In the lines below, how many hold the word "Real"? Answer only with the number.
· · · · · · ·
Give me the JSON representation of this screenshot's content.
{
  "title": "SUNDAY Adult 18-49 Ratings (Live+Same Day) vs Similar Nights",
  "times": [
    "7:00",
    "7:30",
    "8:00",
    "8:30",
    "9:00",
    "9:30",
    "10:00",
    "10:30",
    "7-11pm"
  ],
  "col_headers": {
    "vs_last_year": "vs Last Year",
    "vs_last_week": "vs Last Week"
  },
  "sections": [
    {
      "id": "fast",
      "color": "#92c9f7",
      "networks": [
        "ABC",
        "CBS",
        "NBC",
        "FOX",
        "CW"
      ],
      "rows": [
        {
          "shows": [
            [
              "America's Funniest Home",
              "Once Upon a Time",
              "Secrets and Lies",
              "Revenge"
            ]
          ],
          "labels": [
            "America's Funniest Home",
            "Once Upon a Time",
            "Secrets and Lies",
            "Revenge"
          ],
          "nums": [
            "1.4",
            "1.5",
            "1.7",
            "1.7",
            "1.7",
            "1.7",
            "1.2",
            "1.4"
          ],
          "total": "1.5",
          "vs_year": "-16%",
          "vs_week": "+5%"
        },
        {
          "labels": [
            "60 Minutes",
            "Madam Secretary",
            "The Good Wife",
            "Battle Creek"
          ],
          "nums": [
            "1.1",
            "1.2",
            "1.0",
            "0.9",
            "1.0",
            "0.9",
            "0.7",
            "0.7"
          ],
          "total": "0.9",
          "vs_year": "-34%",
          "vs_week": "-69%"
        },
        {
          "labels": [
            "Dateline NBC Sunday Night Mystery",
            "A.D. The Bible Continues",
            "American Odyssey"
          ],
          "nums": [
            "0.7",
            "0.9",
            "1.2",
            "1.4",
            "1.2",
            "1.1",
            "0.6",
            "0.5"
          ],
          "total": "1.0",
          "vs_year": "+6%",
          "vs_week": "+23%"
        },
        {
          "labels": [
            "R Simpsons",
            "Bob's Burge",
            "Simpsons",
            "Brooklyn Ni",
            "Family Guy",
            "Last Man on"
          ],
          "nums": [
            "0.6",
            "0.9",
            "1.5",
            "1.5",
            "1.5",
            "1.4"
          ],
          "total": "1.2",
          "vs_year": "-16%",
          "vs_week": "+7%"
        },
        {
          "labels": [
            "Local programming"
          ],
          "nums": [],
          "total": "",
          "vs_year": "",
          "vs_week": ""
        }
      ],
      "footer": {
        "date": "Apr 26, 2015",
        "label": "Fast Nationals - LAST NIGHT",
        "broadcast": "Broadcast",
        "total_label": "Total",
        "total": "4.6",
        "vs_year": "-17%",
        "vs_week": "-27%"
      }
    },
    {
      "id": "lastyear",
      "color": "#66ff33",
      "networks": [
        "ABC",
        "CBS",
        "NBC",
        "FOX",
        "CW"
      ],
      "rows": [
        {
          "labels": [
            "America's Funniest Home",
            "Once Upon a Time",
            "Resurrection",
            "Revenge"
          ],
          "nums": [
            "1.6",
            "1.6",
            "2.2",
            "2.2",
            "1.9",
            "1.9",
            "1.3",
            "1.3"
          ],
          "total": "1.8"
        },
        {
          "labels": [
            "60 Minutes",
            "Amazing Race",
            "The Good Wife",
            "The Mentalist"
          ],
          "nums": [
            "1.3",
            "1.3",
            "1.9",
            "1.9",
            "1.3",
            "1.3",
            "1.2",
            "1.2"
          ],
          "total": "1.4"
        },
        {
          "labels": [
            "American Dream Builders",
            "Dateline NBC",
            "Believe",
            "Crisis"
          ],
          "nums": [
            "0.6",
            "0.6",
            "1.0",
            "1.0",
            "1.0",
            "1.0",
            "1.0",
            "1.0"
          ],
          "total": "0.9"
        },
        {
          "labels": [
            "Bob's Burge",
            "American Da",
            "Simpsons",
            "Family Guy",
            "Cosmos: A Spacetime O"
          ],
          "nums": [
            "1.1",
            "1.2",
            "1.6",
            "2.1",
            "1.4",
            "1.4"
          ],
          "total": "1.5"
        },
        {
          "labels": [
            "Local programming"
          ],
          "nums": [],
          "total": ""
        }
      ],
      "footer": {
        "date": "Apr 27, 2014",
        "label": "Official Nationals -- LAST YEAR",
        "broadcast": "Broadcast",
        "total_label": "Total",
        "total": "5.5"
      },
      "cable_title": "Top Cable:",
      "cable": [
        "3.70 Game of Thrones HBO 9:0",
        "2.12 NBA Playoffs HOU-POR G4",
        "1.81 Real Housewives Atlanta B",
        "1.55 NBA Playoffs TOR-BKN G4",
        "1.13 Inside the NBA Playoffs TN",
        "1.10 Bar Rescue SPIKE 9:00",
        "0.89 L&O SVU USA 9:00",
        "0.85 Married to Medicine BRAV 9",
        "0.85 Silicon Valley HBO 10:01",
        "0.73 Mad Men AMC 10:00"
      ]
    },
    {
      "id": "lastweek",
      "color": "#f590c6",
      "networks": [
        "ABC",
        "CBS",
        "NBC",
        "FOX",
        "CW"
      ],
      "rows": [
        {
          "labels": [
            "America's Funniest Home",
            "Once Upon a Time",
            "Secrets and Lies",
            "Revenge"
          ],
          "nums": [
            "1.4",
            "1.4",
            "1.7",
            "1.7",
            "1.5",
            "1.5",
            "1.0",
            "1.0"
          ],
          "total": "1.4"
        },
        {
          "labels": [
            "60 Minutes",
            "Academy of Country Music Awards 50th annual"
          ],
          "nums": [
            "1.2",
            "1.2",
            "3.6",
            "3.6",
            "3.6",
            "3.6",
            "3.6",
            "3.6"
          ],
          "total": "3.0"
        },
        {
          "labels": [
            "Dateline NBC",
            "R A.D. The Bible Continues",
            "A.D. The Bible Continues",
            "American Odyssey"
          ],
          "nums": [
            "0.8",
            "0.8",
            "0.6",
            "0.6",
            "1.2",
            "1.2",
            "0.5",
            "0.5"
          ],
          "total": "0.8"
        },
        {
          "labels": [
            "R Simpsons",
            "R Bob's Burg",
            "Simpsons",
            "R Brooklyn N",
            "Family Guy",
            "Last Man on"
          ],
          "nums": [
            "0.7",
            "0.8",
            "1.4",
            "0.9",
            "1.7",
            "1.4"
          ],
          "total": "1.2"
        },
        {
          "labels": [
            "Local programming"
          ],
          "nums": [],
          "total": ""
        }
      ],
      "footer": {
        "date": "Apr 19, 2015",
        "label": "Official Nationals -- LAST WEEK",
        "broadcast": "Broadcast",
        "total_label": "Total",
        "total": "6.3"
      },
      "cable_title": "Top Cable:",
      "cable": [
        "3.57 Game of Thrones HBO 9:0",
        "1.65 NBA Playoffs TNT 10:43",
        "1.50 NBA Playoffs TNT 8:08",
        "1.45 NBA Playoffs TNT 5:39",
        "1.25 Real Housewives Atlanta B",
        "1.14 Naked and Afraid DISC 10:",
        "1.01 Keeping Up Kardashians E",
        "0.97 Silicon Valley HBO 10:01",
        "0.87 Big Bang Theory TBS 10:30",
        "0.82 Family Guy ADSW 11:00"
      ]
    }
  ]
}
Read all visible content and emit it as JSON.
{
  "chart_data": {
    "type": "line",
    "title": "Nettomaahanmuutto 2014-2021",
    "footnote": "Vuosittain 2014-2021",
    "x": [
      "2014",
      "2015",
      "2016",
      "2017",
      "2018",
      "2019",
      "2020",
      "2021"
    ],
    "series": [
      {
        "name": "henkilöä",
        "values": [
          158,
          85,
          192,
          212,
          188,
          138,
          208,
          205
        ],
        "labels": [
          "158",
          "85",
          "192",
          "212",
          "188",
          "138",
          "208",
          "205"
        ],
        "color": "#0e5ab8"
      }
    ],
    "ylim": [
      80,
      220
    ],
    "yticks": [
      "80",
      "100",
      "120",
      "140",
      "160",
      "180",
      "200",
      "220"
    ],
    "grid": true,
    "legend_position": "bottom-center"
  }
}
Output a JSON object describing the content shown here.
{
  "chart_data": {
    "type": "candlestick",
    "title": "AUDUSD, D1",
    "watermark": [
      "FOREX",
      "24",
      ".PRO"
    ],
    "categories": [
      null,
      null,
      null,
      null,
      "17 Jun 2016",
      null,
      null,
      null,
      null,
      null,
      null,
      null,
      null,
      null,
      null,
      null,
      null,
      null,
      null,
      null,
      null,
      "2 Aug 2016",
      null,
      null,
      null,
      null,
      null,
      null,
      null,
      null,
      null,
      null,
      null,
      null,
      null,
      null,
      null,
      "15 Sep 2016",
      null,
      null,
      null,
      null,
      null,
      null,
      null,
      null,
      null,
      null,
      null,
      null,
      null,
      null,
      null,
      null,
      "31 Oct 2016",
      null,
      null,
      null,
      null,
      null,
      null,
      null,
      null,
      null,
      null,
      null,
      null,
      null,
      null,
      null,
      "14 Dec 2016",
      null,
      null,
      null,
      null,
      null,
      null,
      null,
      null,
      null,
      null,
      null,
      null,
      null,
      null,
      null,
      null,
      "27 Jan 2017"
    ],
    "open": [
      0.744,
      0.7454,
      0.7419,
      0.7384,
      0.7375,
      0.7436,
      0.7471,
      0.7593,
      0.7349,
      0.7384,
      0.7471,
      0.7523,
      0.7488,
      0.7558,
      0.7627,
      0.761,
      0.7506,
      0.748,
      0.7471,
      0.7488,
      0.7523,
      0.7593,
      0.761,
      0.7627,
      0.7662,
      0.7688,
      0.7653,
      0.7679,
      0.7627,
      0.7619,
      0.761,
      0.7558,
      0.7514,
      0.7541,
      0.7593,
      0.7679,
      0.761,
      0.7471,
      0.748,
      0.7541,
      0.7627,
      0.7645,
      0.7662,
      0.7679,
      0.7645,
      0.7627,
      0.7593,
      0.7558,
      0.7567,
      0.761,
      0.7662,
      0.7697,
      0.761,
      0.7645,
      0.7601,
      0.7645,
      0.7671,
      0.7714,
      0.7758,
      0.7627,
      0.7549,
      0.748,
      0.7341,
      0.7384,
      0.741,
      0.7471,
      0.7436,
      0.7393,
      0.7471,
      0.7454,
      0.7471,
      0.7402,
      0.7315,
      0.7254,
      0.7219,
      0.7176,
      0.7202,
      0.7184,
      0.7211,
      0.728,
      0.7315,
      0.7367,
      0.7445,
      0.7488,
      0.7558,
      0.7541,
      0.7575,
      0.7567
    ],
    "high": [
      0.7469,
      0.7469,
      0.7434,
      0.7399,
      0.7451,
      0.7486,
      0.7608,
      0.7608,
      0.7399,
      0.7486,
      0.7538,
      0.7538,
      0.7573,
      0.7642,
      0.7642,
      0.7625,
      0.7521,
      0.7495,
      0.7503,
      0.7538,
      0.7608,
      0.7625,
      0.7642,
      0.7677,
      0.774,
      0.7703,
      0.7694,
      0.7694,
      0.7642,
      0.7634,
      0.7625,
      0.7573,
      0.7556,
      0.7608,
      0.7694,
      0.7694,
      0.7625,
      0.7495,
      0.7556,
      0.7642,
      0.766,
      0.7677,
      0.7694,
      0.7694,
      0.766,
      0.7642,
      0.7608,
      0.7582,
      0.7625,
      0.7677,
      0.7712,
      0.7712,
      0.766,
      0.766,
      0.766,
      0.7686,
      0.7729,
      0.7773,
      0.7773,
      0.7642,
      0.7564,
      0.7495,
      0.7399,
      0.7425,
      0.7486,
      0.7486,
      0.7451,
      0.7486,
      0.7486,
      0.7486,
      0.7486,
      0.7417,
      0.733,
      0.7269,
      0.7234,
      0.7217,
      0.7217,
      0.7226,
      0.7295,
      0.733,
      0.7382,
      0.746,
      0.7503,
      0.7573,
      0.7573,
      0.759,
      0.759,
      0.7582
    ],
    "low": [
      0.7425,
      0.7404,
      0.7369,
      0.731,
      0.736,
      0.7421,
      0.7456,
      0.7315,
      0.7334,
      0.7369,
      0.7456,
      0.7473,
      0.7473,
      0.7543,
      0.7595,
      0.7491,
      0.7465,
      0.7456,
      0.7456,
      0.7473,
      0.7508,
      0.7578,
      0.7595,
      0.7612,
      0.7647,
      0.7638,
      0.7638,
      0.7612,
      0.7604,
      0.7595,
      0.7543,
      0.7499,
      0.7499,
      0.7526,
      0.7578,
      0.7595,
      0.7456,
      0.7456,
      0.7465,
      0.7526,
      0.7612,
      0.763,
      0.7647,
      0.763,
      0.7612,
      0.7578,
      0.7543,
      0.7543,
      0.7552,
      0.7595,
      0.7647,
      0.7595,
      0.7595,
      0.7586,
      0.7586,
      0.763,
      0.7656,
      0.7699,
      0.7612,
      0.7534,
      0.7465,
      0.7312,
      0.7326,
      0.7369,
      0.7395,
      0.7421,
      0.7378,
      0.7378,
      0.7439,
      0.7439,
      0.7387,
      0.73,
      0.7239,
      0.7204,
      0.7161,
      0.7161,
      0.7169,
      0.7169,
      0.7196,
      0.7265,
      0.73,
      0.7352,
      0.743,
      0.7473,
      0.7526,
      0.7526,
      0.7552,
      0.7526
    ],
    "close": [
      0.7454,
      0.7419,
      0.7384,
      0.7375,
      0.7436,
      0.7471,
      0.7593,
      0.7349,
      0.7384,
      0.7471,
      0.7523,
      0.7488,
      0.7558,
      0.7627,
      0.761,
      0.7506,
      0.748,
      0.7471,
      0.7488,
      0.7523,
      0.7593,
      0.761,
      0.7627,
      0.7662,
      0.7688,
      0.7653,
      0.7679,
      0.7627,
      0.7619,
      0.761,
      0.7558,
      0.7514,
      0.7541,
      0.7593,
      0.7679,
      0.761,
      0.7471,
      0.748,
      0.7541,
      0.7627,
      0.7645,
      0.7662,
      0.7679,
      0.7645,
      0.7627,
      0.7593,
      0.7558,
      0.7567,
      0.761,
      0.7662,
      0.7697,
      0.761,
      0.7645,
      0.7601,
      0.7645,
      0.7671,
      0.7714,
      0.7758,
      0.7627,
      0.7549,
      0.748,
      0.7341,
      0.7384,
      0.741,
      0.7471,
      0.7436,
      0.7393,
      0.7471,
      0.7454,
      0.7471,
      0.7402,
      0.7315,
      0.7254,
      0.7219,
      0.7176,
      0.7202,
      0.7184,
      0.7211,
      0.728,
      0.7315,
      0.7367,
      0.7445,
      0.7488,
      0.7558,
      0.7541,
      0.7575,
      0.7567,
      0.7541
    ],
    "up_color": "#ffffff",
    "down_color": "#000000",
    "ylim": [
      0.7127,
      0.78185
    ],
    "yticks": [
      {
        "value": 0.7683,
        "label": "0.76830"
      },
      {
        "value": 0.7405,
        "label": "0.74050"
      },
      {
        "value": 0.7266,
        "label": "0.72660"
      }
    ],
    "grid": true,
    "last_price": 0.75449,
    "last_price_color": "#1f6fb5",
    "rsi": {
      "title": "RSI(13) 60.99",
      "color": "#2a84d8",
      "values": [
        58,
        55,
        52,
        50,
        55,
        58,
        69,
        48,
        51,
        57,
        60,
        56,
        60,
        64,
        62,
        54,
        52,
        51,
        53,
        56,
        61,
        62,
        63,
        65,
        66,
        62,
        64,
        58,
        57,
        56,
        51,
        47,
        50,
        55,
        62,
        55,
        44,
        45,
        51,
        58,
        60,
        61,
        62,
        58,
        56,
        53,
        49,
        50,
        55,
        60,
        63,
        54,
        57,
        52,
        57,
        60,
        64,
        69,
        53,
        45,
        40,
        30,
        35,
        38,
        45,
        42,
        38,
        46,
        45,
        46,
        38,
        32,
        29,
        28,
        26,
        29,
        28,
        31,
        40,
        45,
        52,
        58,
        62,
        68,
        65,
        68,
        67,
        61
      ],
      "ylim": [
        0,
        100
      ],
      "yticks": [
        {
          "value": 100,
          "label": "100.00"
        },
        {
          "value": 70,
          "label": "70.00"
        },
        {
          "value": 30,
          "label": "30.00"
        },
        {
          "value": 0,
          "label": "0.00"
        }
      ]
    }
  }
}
· · · · · · ·
### COMPLETE RESPONSE
2